> The data:

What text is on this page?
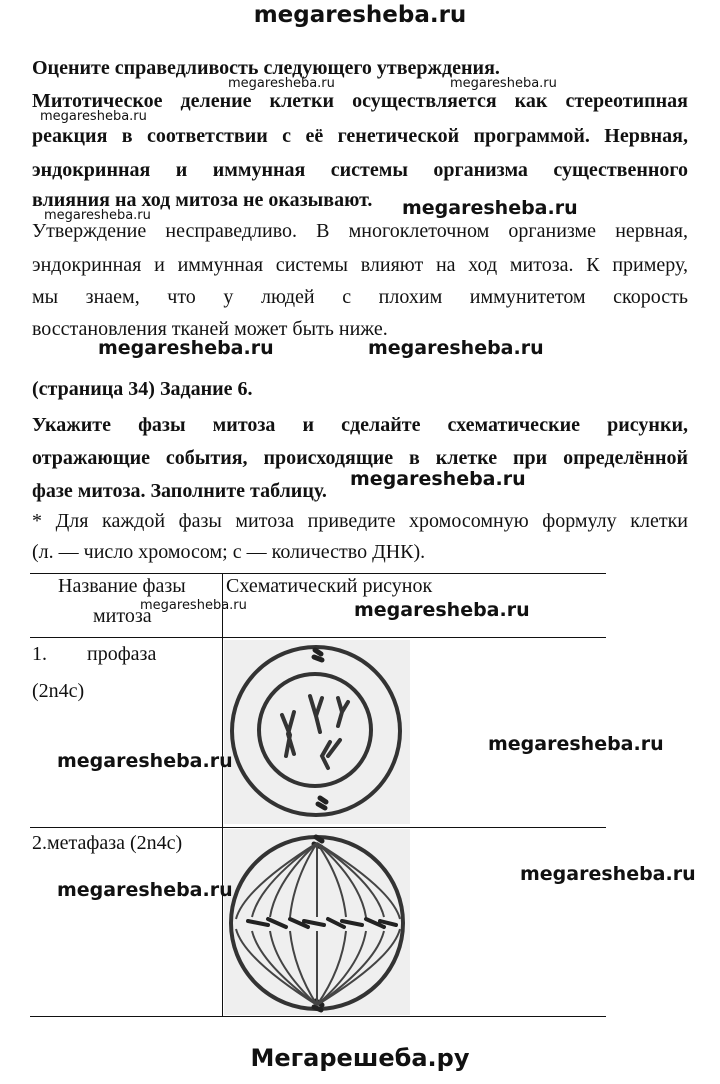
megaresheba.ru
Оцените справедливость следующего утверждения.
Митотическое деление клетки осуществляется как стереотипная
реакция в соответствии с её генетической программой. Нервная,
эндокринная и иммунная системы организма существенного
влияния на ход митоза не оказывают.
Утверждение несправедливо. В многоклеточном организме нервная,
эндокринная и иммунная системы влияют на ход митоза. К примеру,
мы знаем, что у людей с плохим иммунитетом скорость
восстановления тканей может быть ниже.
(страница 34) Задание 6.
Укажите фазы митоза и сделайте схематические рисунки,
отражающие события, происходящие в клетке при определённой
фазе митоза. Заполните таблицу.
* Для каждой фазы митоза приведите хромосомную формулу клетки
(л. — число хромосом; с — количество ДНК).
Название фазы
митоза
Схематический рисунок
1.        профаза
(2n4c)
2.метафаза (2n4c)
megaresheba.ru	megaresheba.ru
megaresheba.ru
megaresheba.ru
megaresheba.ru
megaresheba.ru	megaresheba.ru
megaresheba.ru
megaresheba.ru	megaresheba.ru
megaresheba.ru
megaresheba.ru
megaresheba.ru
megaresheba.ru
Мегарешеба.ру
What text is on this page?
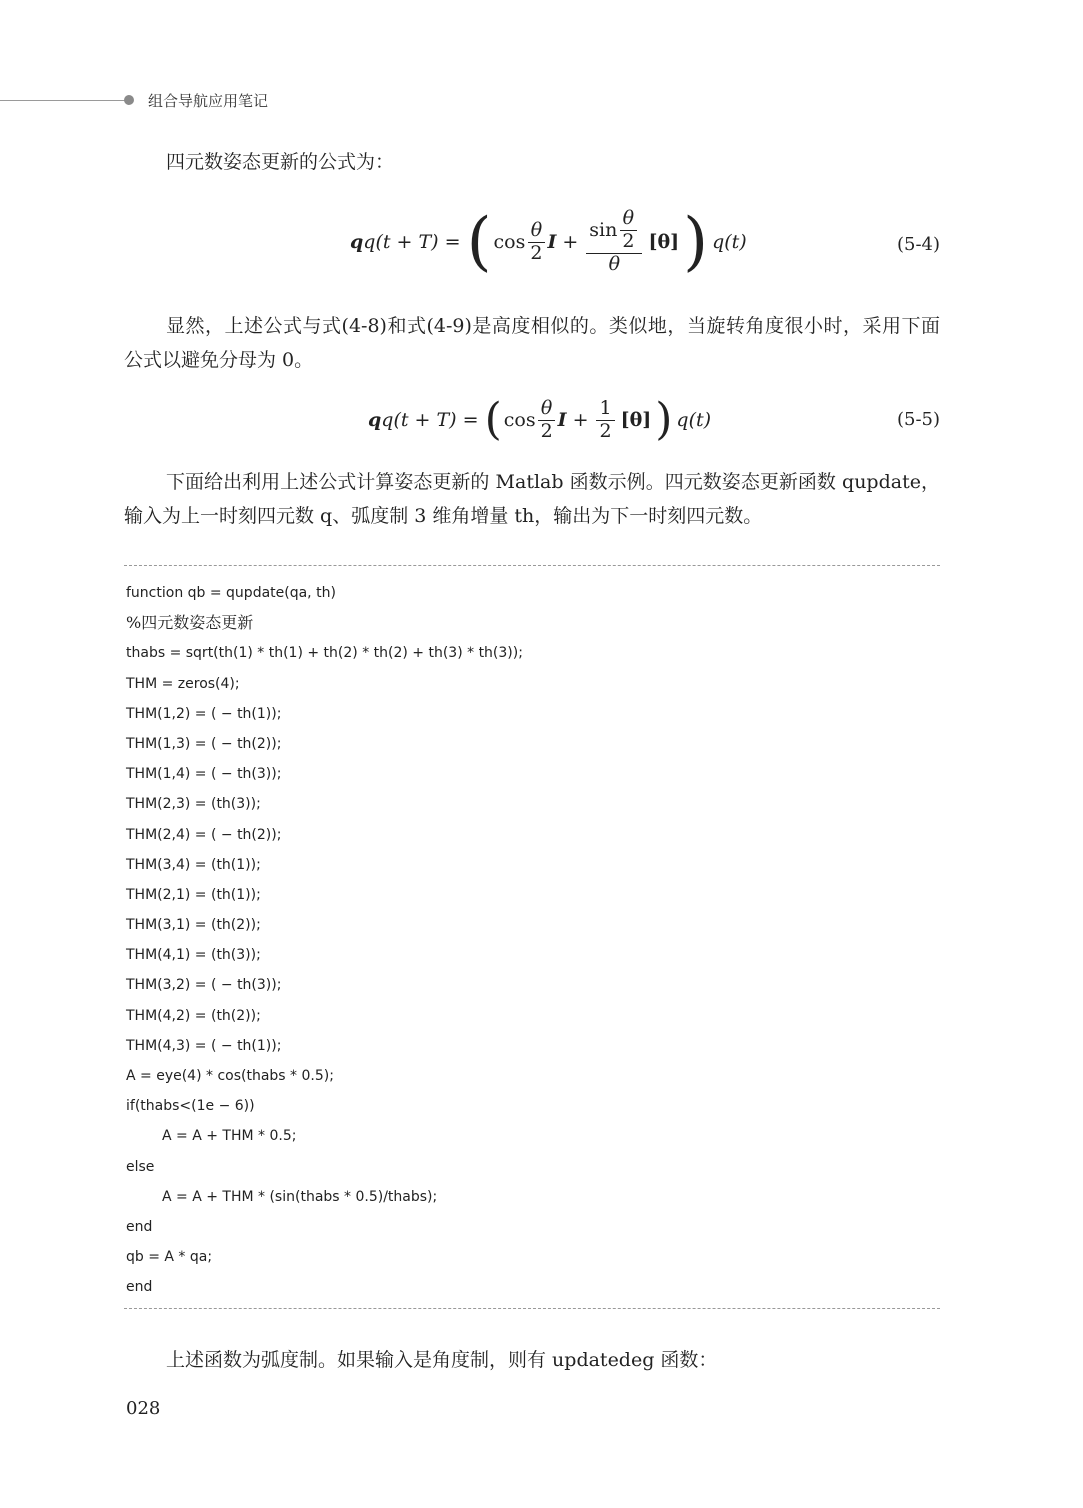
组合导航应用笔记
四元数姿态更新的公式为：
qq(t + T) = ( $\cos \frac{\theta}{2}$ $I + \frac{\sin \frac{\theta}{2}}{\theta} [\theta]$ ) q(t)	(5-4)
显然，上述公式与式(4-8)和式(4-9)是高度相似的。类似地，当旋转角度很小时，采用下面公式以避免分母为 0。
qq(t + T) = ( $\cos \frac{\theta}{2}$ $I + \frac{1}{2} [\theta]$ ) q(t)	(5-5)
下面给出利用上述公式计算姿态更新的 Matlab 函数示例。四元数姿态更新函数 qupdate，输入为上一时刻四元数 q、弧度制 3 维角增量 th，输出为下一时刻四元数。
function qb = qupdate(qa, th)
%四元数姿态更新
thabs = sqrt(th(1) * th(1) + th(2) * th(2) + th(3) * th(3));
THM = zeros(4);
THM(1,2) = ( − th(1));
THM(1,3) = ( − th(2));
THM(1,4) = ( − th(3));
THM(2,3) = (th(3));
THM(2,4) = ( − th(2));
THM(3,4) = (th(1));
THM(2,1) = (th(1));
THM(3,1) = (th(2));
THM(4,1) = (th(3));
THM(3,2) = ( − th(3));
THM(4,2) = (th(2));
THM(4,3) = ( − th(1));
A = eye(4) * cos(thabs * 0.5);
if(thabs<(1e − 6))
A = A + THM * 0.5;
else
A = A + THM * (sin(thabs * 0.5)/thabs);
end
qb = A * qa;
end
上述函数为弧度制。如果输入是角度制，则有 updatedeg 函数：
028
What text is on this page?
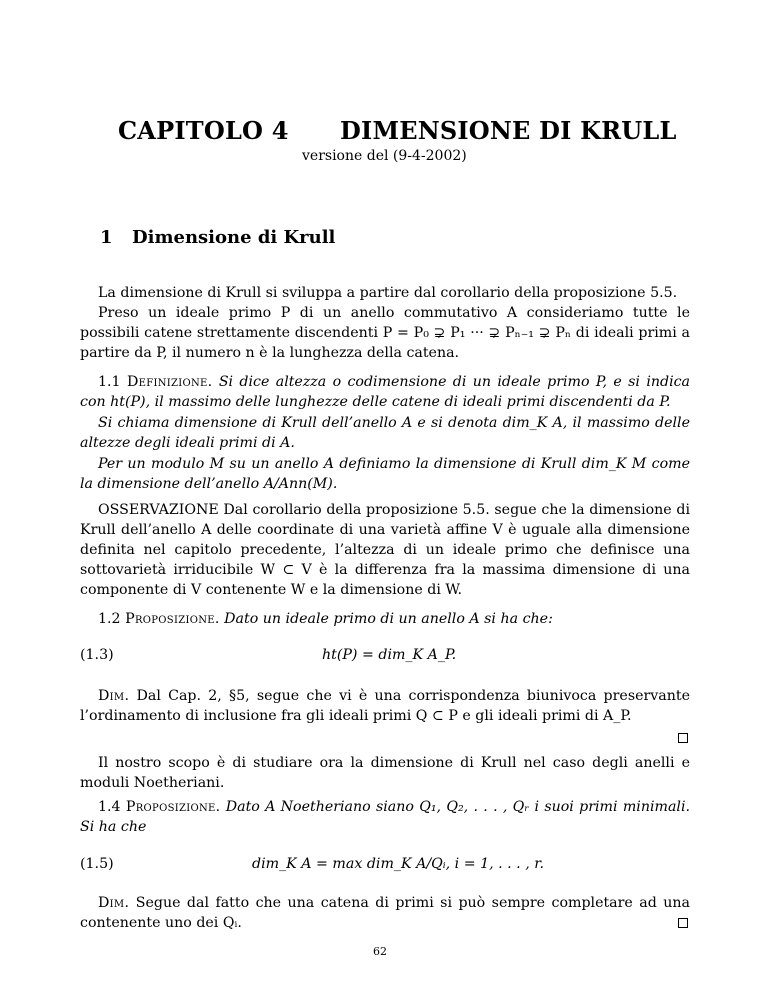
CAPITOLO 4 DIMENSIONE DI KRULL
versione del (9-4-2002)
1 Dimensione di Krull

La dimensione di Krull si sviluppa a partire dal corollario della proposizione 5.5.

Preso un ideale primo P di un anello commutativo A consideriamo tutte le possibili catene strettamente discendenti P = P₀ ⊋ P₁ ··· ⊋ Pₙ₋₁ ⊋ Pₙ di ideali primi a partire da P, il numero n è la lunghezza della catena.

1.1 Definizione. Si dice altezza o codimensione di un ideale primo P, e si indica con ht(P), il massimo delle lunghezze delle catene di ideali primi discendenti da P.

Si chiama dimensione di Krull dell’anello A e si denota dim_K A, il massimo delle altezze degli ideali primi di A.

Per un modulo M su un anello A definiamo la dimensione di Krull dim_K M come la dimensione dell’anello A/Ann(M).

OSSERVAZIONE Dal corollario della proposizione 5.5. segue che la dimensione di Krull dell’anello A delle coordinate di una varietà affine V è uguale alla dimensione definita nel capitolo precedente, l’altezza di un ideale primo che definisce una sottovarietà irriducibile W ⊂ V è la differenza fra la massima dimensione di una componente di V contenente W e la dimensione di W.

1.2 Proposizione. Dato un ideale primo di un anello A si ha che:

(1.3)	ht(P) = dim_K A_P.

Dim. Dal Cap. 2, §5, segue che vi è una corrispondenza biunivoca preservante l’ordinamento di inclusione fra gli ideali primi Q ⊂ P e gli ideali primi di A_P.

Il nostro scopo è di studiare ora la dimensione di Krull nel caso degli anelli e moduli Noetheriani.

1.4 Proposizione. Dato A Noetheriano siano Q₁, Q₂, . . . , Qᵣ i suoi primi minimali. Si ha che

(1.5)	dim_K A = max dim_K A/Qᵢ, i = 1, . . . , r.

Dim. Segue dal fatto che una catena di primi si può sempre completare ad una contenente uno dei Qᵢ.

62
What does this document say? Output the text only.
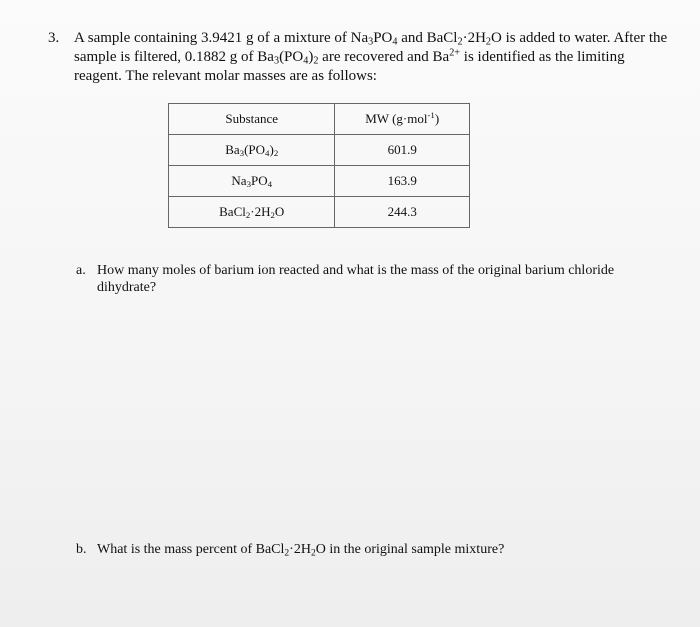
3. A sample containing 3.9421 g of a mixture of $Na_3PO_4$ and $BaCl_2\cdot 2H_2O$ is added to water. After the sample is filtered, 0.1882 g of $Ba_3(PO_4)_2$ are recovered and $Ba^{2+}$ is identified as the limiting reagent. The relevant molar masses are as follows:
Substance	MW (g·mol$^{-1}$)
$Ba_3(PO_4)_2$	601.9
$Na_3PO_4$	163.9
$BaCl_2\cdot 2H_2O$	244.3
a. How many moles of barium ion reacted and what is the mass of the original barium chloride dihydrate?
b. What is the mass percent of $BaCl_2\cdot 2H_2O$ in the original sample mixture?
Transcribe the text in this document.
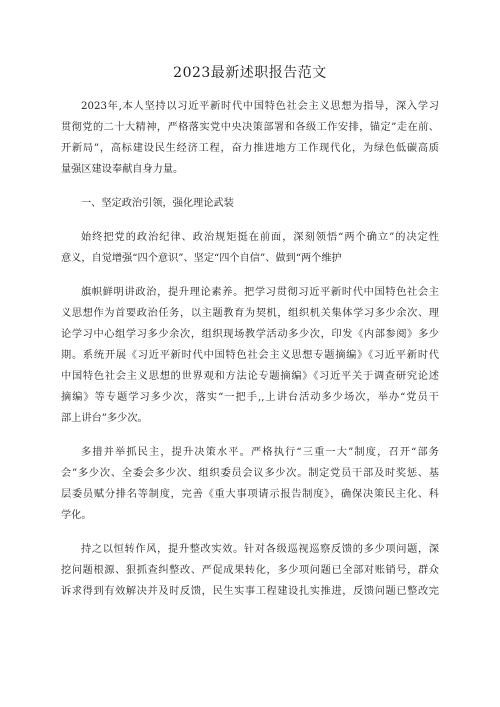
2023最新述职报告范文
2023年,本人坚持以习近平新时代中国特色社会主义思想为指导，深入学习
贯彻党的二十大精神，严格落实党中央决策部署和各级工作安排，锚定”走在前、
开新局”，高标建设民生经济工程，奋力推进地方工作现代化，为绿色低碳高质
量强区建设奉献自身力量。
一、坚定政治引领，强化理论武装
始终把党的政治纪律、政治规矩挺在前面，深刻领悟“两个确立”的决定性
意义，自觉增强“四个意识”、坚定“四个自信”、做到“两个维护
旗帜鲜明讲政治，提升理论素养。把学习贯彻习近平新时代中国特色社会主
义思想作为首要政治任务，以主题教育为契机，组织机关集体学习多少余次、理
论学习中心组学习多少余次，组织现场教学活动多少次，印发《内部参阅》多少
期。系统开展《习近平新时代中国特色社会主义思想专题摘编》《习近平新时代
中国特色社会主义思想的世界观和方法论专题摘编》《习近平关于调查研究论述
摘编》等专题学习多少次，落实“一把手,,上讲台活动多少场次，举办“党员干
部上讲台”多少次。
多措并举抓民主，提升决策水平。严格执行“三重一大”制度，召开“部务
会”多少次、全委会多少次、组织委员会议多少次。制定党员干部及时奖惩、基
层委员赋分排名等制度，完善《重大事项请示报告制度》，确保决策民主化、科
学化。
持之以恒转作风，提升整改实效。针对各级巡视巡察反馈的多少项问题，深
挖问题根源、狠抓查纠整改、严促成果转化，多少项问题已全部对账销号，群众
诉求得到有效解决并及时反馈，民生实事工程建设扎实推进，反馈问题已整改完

> Exercise details: Print all the records again exactly; do not include any picture.

> Worked solution:
What text is on this page?
megaresheba.ru
Оцените справедливость следующего утверждения.
Митотическое деление клетки осуществляется как стереотипная
реакция в соответствии с её генетической программой. Нервная,
эндокринная и иммунная системы организма существенного
влияния на ход митоза не оказывают.
Утверждение несправедливо. В многоклеточном организме нервная,
эндокринная и иммунная системы влияют на ход митоза. К примеру,
мы знаем, что у людей с плохим иммунитетом скорость
восстановления тканей может быть ниже.
(страница 34) Задание 6.
Укажите фазы митоза и сделайте схематические рисунки,
отражающие события, происходящие в клетке при определённой
фазе митоза. Заполните таблицу.
* Для каждой фазы митоза приведите хромосомную формулу клетки
(л. — число хромосом; с — количество ДНК).
Название фазы
митоза
Схематический рисунок
1.        профаза
(2n4c)
2.метафаза (2n4c)
megaresheba.ru	megaresheba.ru
megaresheba.ru
megaresheba.ru
megaresheba.ru
megaresheba.ru	megaresheba.ru
megaresheba.ru
megaresheba.ru	megaresheba.ru
megaresheba.ru
megaresheba.ru
megaresheba.ru
megaresheba.ru
Мегарешеба.ру
What text is on this page?
组合导航应用笔记
四元数姿态更新的公式为：
qq(t + T) = ( $\cos \frac{\theta}{2}$ $I + \frac{\sin \frac{\theta}{2}}{\theta} [\theta]$ ) q(t)	(5-4)
显然，上述公式与式(4-8)和式(4-9)是高度相似的。类似地，当旋转角度很小时，采用下面公式以避免分母为 0。
qq(t + T) = ( $\cos \frac{\theta}{2}$ $I + \frac{1}{2} [\theta]$ ) q(t)	(5-5)
下面给出利用上述公式计算姿态更新的 Matlab 函数示例。四元数姿态更新函数 qupdate，输入为上一时刻四元数 q、弧度制 3 维角增量 th，输出为下一时刻四元数。
function qb = qupdate(qa, th)
%四元数姿态更新
thabs = sqrt(th(1) * th(1) + th(2) * th(2) + th(3) * th(3));
THM = zeros(4);
THM(1,2) = ( − th(1));
THM(1,3) = ( − th(2));
THM(1,4) = ( − th(3));
THM(2,3) = (th(3));
THM(2,4) = ( − th(2));
THM(3,4) = (th(1));
THM(2,1) = (th(1));
THM(3,1) = (th(2));
THM(4,1) = (th(3));
THM(3,2) = ( − th(3));
THM(4,2) = (th(2));
THM(4,3) = ( − th(1));
A = eye(4) * cos(thabs * 0.5);
if(thabs<(1e − 6))
A = A + THM * 0.5;
else
A = A + THM * (sin(thabs * 0.5)/thabs);
end
qb = A * qa;
end
上述函数为弧度制。如果输入是角度制，则有 updatedeg 函数：
028
What text is on this page?
CAPITOLO 4 DIMENSIONE DI KRULL
versione del (9-4-2002)
1 Dimensione di Krull

La dimensione di Krull si sviluppa a partire dal corollario della proposizione 5.5.

Preso un ideale primo P di un anello commutativo A consideriamo tutte le possibili catene strettamente discendenti P = P₀ ⊋ P₁ ··· ⊋ Pₙ₋₁ ⊋ Pₙ di ideali primi a partire da P, il numero n è la lunghezza della catena.

1.1 Definizione. Si dice altezza o codimensione di un ideale primo P, e si indica con ht(P), il massimo delle lunghezze delle catene di ideali primi discendenti da P.

Si chiama dimensione di Krull dell’anello A e si denota dim_K A, il massimo delle altezze degli ideali primi di A.

Per un modulo M su un anello A definiamo la dimensione di Krull dim_K M come la dimensione dell’anello A/Ann(M).

OSSERVAZIONE Dal corollario della proposizione 5.5. segue che la dimensione di Krull dell’anello A delle coordinate di una varietà affine V è uguale alla dimensione definita nel capitolo precedente, l’altezza di un ideale primo che definisce una sottovarietà irriducibile W ⊂ V è la differenza fra la massima dimensione di una componente di V contenente W e la dimensione di W.

1.2 Proposizione. Dato un ideale primo di un anello A si ha che:

(1.3)	ht(P) = dim_K A_P.

Dim. Dal Cap. 2, §5, segue che vi è una corrispondenza biunivoca preservante l’ordinamento di inclusione fra gli ideali primi Q ⊂ P e gli ideali primi di A_P.

Il nostro scopo è di studiare ora la dimensione di Krull nel caso degli anelli e moduli Noetheriani.

1.4 Proposizione. Dato A Noetheriano siano Q₁, Q₂, . . . , Qᵣ i suoi primi minimali. Si ha che

(1.5)	dim_K A = max dim_K A/Qᵢ, i = 1, . . . , r.

Dim. Segue dal fatto che una catena di primi si può sempre completare ad una contenente uno dei Qᵢ.

62
What does this document say? Output the text only.
3. A sample containing 3.9421 g of a mixture of $Na_3PO_4$ and $BaCl_2\cdot 2H_2O$ is added to water. After the sample is filtered, 0.1882 g of $Ba_3(PO_4)_2$ are recovered and $Ba^{2+}$ is identified as the limiting reagent. The relevant molar masses are as follows:
Substance	MW (g·mol$^{-1}$)
$Ba_3(PO_4)_2$	601.9
$Na_3PO_4$	163.9
$BaCl_2\cdot 2H_2O$	244.3
a. How many moles of barium ion reacted and what is the mass of the original barium chloride dihydrate?
b. What is the mass percent of $BaCl_2\cdot 2H_2O$ in the original sample mixture?
Transcribe the text in this document.
2023最新述职报告范文
2023年,本人坚持以习近平新时代中国特色社会主义思想为指导，深入学习
贯彻党的二十大精神，严格落实党中央决策部署和各级工作安排，锚定”走在前、
开新局”，高标建设民生经济工程，奋力推进地方工作现代化，为绿色低碳高质
量强区建设奉献自身力量。
一、坚定政治引领，强化理论武装
始终把党的政治纪律、政治规矩挺在前面，深刻领悟“两个确立”的决定性
意义，自觉增强“四个意识”、坚定“四个自信”、做到“两个维护
旗帜鲜明讲政治，提升理论素养。把学习贯彻习近平新时代中国特色社会主
义思想作为首要政治任务，以主题教育为契机，组织机关集体学习多少余次、理
论学习中心组学习多少余次，组织现场教学活动多少次，印发《内部参阅》多少
期。系统开展《习近平新时代中国特色社会主义思想专题摘编》《习近平新时代
中国特色社会主义思想的世界观和方法论专题摘编》《习近平关于调查研究论述
摘编》等专题学习多少次，落实“一把手,,上讲台活动多少场次，举办“党员干
部上讲台”多少次。
多措并举抓民主，提升决策水平。严格执行“三重一大”制度，召开“部务
会”多少次、全委会多少次、组织委员会议多少次。制定党员干部及时奖惩、基
层委员赋分排名等制度，完善《重大事项请示报告制度》，确保决策民主化、科
学化。
持之以恒转作风，提升整改实效。针对各级巡视巡察反馈的多少项问题，深
挖问题根源、狠抓查纠整改、严促成果转化，多少项问题已全部对账销号，群众
诉求得到有效解决并及时反馈，民生实事工程建设扎实推进，反馈问题已整改完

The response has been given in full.